Exercise ::
Copy out each line of the listing that has the word "trips" in it.

■ ■ ■ ■ ■ ■ ■

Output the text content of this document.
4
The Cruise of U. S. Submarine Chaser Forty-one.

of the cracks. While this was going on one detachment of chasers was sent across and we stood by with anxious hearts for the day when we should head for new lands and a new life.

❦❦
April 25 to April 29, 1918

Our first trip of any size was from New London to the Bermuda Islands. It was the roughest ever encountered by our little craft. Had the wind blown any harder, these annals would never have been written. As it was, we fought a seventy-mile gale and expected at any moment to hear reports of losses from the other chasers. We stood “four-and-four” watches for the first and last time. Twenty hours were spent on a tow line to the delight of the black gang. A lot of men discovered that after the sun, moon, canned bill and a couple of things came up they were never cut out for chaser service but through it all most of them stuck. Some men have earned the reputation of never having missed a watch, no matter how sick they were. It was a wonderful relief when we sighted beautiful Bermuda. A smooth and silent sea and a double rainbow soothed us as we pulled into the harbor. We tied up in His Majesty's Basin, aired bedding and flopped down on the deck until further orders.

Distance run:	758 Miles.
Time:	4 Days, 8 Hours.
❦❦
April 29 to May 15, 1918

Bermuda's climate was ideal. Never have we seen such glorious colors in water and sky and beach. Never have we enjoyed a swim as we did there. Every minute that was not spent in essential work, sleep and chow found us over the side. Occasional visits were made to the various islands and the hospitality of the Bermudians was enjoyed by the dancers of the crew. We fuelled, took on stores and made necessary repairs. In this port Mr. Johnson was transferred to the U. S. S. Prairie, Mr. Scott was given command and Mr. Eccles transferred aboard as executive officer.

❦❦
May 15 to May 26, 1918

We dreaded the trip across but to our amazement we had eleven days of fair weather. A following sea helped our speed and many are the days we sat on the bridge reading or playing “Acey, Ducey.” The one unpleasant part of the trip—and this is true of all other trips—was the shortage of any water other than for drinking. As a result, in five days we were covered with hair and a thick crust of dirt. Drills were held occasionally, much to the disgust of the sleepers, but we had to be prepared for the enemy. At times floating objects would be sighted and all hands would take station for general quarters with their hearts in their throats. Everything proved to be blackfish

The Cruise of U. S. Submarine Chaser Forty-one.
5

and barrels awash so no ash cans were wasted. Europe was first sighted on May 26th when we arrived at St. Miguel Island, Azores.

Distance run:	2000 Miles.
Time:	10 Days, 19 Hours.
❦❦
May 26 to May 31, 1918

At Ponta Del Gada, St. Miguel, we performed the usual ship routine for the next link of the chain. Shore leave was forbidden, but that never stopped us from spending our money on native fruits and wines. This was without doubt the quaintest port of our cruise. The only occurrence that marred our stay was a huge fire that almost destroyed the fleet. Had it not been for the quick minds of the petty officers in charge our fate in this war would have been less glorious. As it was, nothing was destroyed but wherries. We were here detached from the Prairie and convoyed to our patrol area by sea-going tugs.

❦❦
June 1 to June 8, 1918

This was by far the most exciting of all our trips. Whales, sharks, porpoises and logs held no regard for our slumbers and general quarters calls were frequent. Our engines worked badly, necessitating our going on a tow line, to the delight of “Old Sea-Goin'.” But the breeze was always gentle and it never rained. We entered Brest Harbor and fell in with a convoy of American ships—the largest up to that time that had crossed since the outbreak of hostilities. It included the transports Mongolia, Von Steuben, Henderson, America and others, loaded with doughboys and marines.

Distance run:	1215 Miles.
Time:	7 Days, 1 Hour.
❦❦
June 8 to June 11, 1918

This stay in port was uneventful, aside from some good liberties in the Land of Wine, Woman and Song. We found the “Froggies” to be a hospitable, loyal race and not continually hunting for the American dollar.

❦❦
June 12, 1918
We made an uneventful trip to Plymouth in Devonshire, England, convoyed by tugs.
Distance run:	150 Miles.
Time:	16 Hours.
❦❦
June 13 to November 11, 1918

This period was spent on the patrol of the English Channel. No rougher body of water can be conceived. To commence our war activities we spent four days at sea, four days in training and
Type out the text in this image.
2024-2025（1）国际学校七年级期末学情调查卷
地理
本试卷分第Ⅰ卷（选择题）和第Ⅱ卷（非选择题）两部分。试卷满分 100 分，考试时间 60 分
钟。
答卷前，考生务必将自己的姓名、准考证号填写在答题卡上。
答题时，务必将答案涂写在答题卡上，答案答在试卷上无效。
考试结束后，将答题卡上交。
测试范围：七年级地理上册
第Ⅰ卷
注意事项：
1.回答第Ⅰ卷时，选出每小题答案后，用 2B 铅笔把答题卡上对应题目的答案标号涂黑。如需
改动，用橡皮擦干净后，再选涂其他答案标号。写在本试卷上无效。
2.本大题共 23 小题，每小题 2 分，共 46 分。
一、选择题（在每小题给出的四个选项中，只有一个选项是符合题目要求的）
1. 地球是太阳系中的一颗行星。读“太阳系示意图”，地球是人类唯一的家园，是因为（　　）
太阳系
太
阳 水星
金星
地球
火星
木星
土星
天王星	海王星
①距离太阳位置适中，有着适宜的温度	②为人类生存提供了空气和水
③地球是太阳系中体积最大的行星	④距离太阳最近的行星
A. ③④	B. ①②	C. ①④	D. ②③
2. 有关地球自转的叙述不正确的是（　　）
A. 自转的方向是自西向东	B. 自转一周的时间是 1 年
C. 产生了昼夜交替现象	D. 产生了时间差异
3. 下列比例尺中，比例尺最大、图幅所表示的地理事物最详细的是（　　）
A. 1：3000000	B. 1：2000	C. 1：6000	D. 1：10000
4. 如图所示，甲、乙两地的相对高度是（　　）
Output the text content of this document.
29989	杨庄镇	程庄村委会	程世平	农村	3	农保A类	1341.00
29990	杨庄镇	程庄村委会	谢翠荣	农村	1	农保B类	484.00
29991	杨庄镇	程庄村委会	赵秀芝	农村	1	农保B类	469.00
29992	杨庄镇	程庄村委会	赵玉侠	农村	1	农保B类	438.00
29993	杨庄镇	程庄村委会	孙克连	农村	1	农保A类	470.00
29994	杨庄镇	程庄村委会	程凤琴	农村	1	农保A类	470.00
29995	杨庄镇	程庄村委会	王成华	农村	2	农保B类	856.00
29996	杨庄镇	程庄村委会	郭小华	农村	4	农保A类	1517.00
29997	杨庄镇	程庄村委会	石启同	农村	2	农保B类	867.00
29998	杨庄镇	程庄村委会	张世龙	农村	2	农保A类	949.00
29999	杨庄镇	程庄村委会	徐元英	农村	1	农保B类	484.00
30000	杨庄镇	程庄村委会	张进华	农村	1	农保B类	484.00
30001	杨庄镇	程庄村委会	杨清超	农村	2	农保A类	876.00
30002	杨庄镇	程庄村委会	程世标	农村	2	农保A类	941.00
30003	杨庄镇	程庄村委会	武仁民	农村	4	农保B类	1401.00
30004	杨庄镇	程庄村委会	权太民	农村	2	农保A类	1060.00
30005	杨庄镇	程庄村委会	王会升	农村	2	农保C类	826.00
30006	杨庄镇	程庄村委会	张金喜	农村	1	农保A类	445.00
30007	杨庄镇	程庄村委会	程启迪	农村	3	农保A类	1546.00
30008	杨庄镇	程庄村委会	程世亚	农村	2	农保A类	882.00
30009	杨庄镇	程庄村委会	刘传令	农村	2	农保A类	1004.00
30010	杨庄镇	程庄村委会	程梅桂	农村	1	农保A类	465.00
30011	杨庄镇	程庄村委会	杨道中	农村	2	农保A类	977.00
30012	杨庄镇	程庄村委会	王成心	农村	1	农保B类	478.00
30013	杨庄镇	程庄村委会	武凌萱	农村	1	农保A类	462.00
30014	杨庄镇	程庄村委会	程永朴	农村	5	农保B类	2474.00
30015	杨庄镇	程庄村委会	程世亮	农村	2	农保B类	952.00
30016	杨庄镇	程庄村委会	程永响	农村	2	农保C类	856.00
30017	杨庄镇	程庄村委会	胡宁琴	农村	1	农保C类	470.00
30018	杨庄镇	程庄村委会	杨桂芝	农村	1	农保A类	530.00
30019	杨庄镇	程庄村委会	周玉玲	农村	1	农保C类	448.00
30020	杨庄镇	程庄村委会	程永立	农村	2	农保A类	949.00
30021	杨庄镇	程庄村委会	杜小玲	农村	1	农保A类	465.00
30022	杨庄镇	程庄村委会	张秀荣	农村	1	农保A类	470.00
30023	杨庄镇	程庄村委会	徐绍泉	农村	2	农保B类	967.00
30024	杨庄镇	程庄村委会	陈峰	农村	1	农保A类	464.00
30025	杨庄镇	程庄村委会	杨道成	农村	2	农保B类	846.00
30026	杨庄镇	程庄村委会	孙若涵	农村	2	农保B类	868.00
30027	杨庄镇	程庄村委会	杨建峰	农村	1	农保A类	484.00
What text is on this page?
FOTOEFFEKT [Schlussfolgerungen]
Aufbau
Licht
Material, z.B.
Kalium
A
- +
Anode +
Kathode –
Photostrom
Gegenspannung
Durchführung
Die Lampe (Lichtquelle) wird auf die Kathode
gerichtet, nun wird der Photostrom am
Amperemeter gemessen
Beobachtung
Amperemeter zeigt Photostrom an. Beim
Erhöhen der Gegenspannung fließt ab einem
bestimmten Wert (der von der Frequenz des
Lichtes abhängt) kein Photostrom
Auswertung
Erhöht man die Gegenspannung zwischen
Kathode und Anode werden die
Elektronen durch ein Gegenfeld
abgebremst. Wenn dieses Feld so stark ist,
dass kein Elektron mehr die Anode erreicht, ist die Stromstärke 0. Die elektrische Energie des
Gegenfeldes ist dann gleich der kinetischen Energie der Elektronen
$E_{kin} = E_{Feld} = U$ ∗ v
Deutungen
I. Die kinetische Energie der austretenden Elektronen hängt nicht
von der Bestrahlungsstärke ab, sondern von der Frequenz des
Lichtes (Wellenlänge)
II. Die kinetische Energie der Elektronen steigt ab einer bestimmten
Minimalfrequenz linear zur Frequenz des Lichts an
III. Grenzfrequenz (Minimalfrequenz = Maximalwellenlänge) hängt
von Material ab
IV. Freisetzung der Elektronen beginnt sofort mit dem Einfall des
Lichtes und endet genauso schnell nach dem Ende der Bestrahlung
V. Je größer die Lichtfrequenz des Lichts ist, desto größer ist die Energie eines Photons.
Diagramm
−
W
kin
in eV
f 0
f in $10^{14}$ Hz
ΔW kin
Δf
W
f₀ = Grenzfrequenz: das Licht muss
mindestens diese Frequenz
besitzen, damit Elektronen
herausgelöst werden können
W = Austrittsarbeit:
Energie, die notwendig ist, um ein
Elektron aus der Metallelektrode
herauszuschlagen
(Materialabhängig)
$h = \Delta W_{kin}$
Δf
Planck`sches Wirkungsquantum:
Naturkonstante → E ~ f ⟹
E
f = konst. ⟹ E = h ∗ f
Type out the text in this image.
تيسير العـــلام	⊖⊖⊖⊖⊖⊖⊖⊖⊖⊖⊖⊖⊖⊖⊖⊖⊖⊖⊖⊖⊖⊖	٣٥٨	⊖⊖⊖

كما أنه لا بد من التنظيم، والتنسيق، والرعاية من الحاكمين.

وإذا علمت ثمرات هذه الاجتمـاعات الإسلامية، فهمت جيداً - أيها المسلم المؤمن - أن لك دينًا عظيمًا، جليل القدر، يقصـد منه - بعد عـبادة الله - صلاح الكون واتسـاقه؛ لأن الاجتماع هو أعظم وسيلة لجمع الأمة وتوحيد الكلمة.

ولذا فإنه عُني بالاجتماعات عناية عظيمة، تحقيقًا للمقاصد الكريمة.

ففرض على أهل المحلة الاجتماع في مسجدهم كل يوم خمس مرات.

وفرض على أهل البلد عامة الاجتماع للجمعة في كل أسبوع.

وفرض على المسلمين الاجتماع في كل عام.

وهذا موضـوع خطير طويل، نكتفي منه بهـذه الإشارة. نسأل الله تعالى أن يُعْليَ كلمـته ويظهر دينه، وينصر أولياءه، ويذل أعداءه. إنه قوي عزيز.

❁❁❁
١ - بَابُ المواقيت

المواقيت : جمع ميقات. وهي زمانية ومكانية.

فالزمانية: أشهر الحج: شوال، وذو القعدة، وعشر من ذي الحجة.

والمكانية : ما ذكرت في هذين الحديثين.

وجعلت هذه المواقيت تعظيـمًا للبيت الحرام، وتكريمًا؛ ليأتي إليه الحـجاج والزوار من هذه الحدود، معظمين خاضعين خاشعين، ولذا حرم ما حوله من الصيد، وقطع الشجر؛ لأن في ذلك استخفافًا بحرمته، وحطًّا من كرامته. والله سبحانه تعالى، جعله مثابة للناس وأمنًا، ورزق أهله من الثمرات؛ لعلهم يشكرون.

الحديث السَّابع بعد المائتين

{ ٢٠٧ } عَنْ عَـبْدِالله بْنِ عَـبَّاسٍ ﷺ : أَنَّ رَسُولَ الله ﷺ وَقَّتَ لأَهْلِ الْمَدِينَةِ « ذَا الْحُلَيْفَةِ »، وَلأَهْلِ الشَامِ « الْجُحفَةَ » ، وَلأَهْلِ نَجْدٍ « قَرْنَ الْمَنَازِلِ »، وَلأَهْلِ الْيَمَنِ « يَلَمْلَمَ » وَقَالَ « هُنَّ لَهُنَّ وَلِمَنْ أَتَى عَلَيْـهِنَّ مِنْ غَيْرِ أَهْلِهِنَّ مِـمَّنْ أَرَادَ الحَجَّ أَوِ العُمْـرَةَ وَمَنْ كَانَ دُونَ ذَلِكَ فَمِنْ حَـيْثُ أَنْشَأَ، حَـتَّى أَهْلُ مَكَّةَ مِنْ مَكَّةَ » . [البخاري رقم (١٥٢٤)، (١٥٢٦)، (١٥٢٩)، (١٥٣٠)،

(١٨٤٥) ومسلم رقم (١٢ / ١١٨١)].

■ ■ ■ ■ ■ ■ ■

Solution below ::
We dreaded the trip across but to our amazement we had eleven days of fair weather. A following sea helped our speed and many are the days we sat on the bridge reading or playing “Acey, Ducey.” The one unpleasant part of the trip—and this is true of all other trips—was the shortage of any water other than for drinking. As a result, in five days we were covered with hair and a thick crust of dirt. Drills were held occasionally, much to the disgust of the sleepers, but we had to be prepared for the enemy. At times floating objects would be sighted and all hands would take station for general quarters with their hearts in their throats. Everything proved to be blackfish
This was by far the most exciting of all our trips. Whales, sharks, porpoises and logs held no regard for our slumbers and general quarters calls were frequent. Our engines worked badly, necessitating our going on a tow line, to the delight of “Old Sea-Goin'.” But the breeze was always gentle and it never rained. We entered Brest Harbor and fell in with a convoy of American ships—the largest up to that time that had crossed since the outbreak of hostilities. It included the transports Mongolia, Von Steuben, Henderson, America and others, loaded with doughboys and marines.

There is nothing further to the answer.